Gather each line containing the string "title" from these entries.

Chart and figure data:
==*==

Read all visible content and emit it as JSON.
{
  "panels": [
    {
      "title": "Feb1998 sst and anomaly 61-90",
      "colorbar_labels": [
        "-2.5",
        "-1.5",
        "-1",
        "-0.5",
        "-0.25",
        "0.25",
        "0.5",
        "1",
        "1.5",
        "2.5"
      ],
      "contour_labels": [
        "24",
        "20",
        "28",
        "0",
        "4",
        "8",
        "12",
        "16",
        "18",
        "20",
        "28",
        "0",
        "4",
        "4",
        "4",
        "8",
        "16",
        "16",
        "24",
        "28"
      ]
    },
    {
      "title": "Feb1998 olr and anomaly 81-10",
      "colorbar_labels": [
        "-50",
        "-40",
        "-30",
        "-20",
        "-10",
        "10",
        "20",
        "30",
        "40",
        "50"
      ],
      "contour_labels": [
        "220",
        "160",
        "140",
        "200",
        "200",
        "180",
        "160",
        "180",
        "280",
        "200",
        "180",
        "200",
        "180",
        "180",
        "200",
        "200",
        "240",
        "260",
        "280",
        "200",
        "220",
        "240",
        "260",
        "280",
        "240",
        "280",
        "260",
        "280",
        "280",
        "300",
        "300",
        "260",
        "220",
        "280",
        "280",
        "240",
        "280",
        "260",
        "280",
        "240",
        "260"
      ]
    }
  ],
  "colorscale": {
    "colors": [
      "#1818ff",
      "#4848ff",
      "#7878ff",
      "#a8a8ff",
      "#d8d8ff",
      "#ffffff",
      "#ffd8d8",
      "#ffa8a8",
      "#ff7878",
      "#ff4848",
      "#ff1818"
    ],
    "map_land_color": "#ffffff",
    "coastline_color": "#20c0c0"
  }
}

==*==

*Full response:*
      "title": "Feb1998 sst and anomaly 61-90",
      "title": "Feb1998 olr and anomaly 81-10",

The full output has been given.